Task: Which lines in the records below contain the word "image"? Copy each of them.

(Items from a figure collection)

>>>>>

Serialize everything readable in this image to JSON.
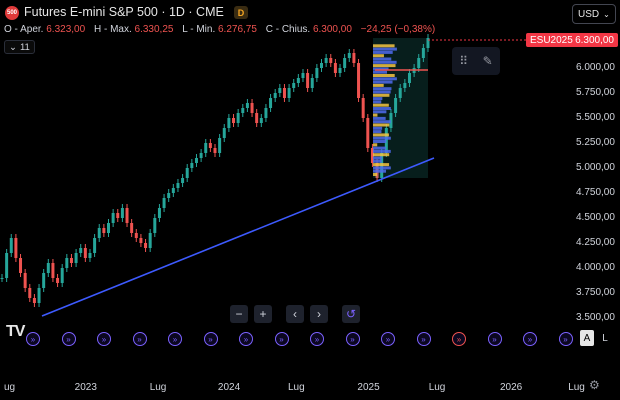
{
  "header": {
    "logo_text": "500",
    "title": "Futures E-mini S&P 500 · 1D · CME",
    "badge": "D",
    "ohlc": [
      {
        "key": "O - Aper.",
        "value": "6.323,00"
      },
      {
        "key": "H - Max.",
        "value": "6.330,25"
      },
      {
        "key": "L - Min.",
        "value": "6.276,75"
      },
      {
        "key": "C - Chius.",
        "value": "6.300,00"
      },
      {
        "key": "",
        "value": "−24,25 (−0,38%)"
      }
    ],
    "indicators_label": "11",
    "currency": "USD"
  },
  "price_tag": {
    "symbol": "ESU2025",
    "value": "6.300,00"
  },
  "price_axis": [
    {
      "label": "6.000,00",
      "price": 6000
    },
    {
      "label": "5.750,00",
      "price": 5750
    },
    {
      "label": "5.500,00",
      "price": 5500
    },
    {
      "label": "5.250,00",
      "price": 5250
    },
    {
      "label": "5.000,00",
      "price": 5000
    },
    {
      "label": "4.750,00",
      "price": 4750
    },
    {
      "label": "4.500,00",
      "price": 4500
    },
    {
      "label": "4.250,00",
      "price": 4250
    },
    {
      "label": "4.000,00",
      "price": 4000
    },
    {
      "label": "3.750,00",
      "price": 3750
    },
    {
      "label": "3.500,00",
      "price": 3500
    }
  ],
  "time_axis": [
    {
      "label": "ug",
      "pos": 0.0
    },
    {
      "label": "2023",
      "pos": 0.114
    },
    {
      "label": "Lug",
      "pos": 0.235
    },
    {
      "label": "2024",
      "pos": 0.345
    },
    {
      "label": "Lug",
      "pos": 0.458
    },
    {
      "label": "2025",
      "pos": 0.57
    },
    {
      "label": "Lug",
      "pos": 0.685
    },
    {
      "label": "2026",
      "pos": 0.8
    },
    {
      "label": "Lug",
      "pos": 0.91
    }
  ],
  "zoom_controls": [
    "−",
    "+",
    "‹",
    "›",
    "↺"
  ],
  "tv_logo": "TV",
  "scale_buttons": {
    "auto": "A",
    "log": "L"
  },
  "colors": {
    "up": "#26a69a",
    "down": "#ef5350",
    "trendline": "#3d5afe",
    "accent": "#2962ff"
  },
  "series": [
    3900,
    4150,
    4300,
    4100,
    3950,
    3800,
    3700,
    3650,
    3800,
    3950,
    4050,
    3900,
    3850,
    4000,
    4100,
    4050,
    4150,
    4200,
    4100,
    4150,
    4300,
    4400,
    4350,
    4450,
    4550,
    4500,
    4600,
    4450,
    4350,
    4300,
    4250,
    4200,
    4350,
    4500,
    4600,
    4700,
    4750,
    4800,
    4850,
    4900,
    5000,
    5050,
    5100,
    5150,
    5250,
    5200,
    5150,
    5300,
    5400,
    5500,
    5450,
    5550,
    5600,
    5650,
    5550,
    5450,
    5500,
    5600,
    5700,
    5750,
    5800,
    5700,
    5800,
    5850,
    5900,
    5950,
    5800,
    5900,
    6000,
    6050,
    6100,
    6050,
    5950,
    6000,
    6100,
    6150,
    6050,
    5700,
    5500,
    5200,
    5050,
    4900,
    5150,
    5400,
    5550,
    5700,
    5800,
    5850,
    5950,
    6000,
    6100,
    6200,
    6300
  ],
  "events_count": 16
}
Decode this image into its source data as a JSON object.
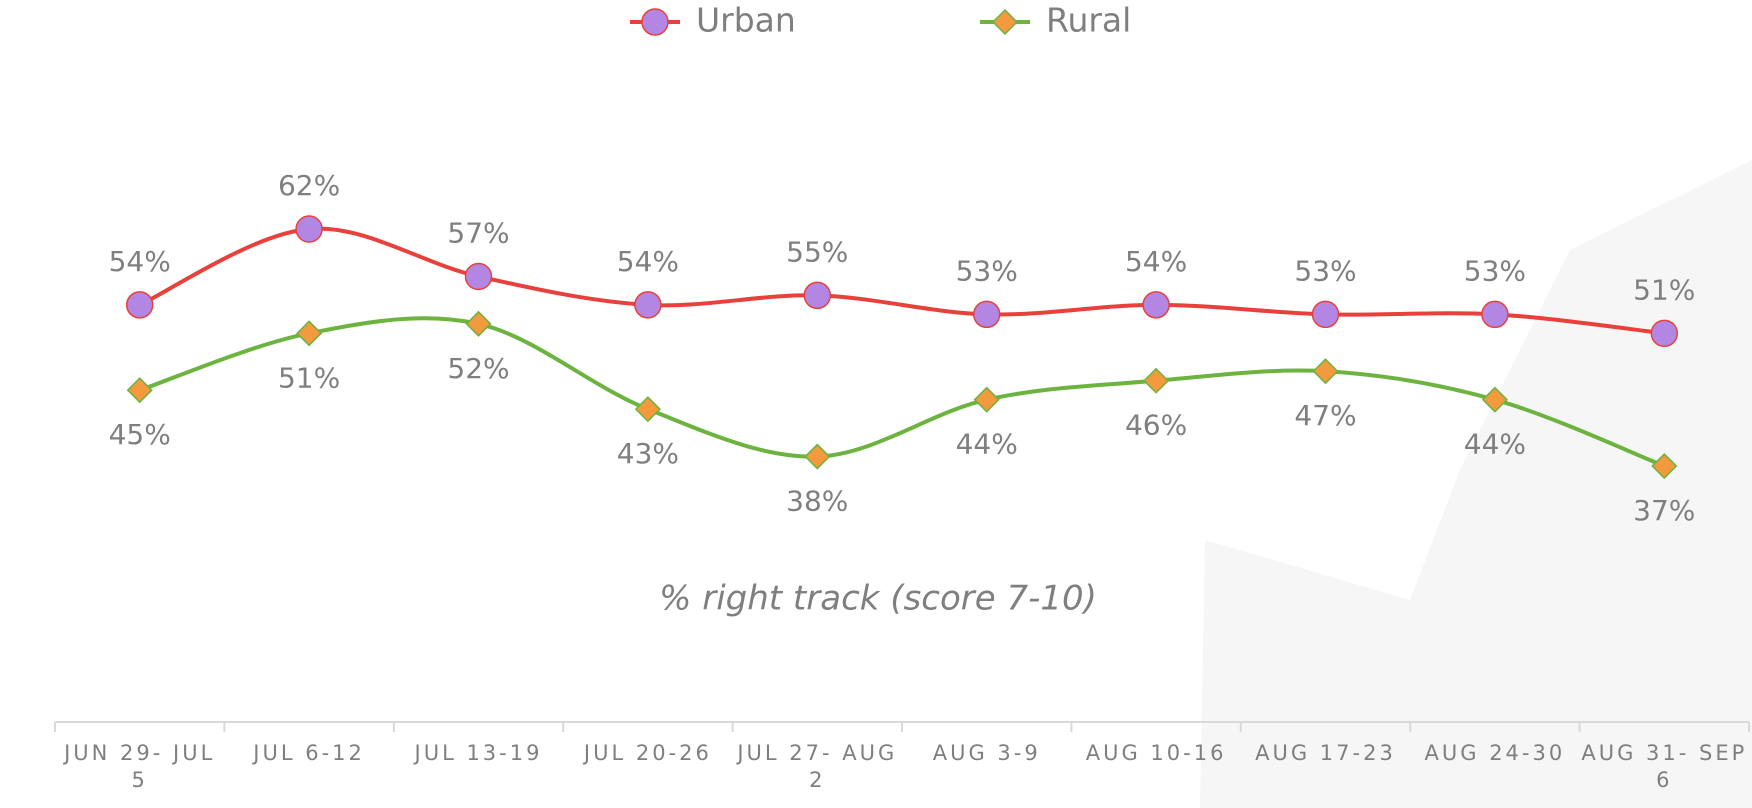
{
  "chart_data": {
    "type": "line",
    "annotation": "% right track (score 7-10)",
    "categories": [
      "JUN 29- JUL 5",
      "JUL 6-12",
      "JUL 13-19",
      "JUL 20-26",
      "JUL 27- AUG 2",
      "AUG 3-9",
      "AUG 10-16",
      "AUG 17-23",
      "AUG 24-30",
      "AUG 31- SEP 6"
    ],
    "series": [
      {
        "name": "Urban",
        "color": "#e8413c",
        "marker": "circle",
        "marker_color": "#b386e3",
        "values": [
          54,
          62,
          57,
          54,
          55,
          53,
          54,
          53,
          53,
          51
        ],
        "value_labels": [
          "54%",
          "62%",
          "57%",
          "54%",
          "55%",
          "53%",
          "54%",
          "53%",
          "53%",
          "51%"
        ]
      },
      {
        "name": "Rural",
        "color": "#6cb33f",
        "marker": "diamond",
        "marker_color": "#f39a3e",
        "values": [
          45,
          51,
          52,
          43,
          38,
          44,
          46,
          47,
          44,
          37
        ],
        "value_labels": [
          "45%",
          "51%",
          "52%",
          "43%",
          "38%",
          "44%",
          "46%",
          "47%",
          "44%",
          "37%"
        ]
      }
    ],
    "ylim": [
      10,
      85
    ],
    "smooth": true,
    "legend": "top"
  }
}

<<<<<

Final result:
Serialize everything readable in this image to JSON.
Decode this image into its source data as a JSON object.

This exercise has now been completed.